WHAT IS ASKED: Will you output the entries below exactly, skipping every image they contain?

MATERIAL SHOWN:

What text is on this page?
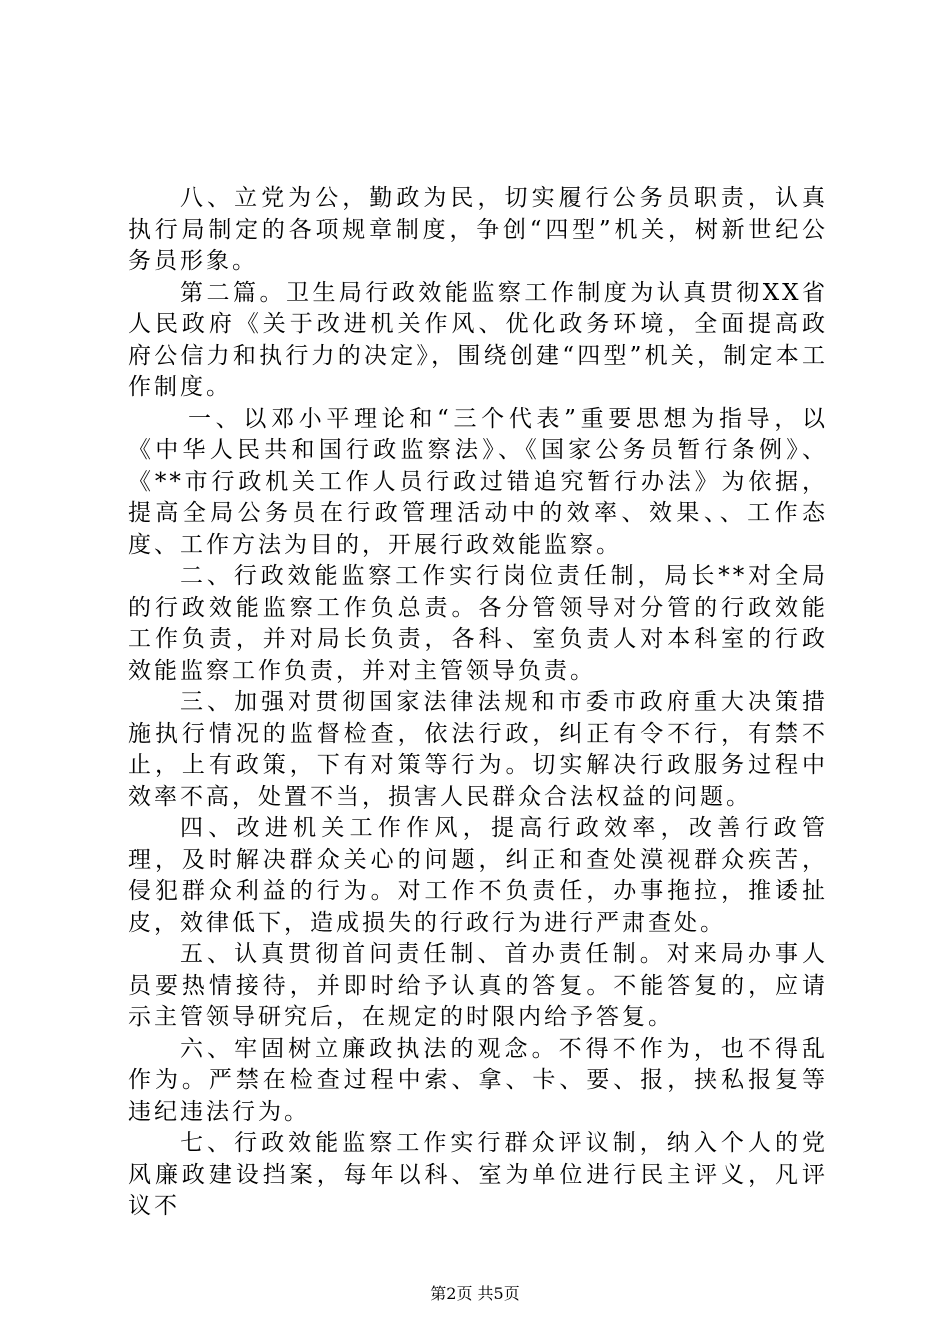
八、立党为公，勤政为民，切实履行公务员职责，认真执行局制定的各项规章制度，争创“四型”机关，树新世纪公务员形象。

第二篇。卫生局行政效能监察工作制度为认真贯彻XX省人民政府《关于改进机关作风、优化政务环境，全面提高政府公信力和执行力的决定》，围绕创建“四型”机关，制定本工作制度。

一、以邓小平理论和“三个代表”重要思想为指导，以《中华人民共和国行政监察法》、《国家公务员暂行条例》、《**市行政机关工作人员行政过错追究暂行办法》为依据，提高全局公务员在行政管理活动中的效率、效果、、工作态度、工作方法为目的，开展行政效能监察。

二、行政效能监察工作实行岗位责任制，局长**对全局的行政效能监察工作负总责。各分管领导对分管的行政效能工作负责，并对局长负责，各科、室负责人对本科室的行政效能监察工作负责，并对主管领导负责。

三、加强对贯彻国家法律法规和市委市政府重大决策措施执行情况的监督检查，依法行政，纠正有令不行，有禁不止，上有政策，下有对策等行为。切实解决行政服务过程中效率不高，处置不当，损害人民群众合法权益的问题。

四、改进机关工作作风，提高行政效率，改善行政管理，及时解决群众关心的问题，纠正和查处漠视群众疾苦，侵犯群众利益的行为。对工作不负责任，办事拖拉，推诿扯皮，效律低下，造成损失的行政行为进行严肃查处。

五、认真贯彻首问责任制、首办责任制。对来局办事人员要热情接待，并即时给予认真的答复。不能答复的，应请示主管领导研究后，在规定的时限内给予答复。

六、牢固树立廉政执法的观念。不得不作为，也不得乱作为。严禁在检查过程中索、拿、卡、要、报，挟私报复等违纪违法行为。

七、行政效能监察工作实行群众评议制，纳入个人的党风廉政建设挡案，每年以科、室为单位进行民主评义，凡评议不

第2页 共5页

WRITTEN SOLUTION:
What text is on this page?
八、立党为公，勤政为民，切实履行公务员职责，认真执行局制定的各项规章制度，争创“四型”机关，树新世纪公务员形象。

第二篇。卫生局行政效能监察工作制度为认真贯彻XX省人民政府《关于改进机关作风、优化政务环境，全面提高政府公信力和执行力的决定》，围绕创建“四型”机关，制定本工作制度。

一、以邓小平理论和“三个代表”重要思想为指导，以《中华人民共和国行政监察法》、《国家公务员暂行条例》、《**市行政机关工作人员行政过错追究暂行办法》为依据，提高全局公务员在行政管理活动中的效率、效果、、工作态度、工作方法为目的，开展行政效能监察。

二、行政效能监察工作实行岗位责任制，局长**对全局的行政效能监察工作负总责。各分管领导对分管的行政效能工作负责，并对局长负责，各科、室负责人对本科室的行政效能监察工作负责，并对主管领导负责。

三、加强对贯彻国家法律法规和市委市政府重大决策措施执行情况的监督检查，依法行政，纠正有令不行，有禁不止，上有政策，下有对策等行为。切实解决行政服务过程中效率不高，处置不当，损害人民群众合法权益的问题。

四、改进机关工作作风，提高行政效率，改善行政管理，及时解决群众关心的问题，纠正和查处漠视群众疾苦，侵犯群众利益的行为。对工作不负责任，办事拖拉，推诿扯皮，效律低下，造成损失的行政行为进行严肃查处。

五、认真贯彻首问责任制、首办责任制。对来局办事人员要热情接待，并即时给予认真的答复。不能答复的，应请示主管领导研究后，在规定的时限内给予答复。

六、牢固树立廉政执法的观念。不得不作为，也不得乱作为。严禁在检查过程中索、拿、卡、要、报，挟私报复等违纪违法行为。

七、行政效能监察工作实行群众评议制，纳入个人的党风廉政建设挡案，每年以科、室为单位进行民主评义，凡评议不

第2页 共5页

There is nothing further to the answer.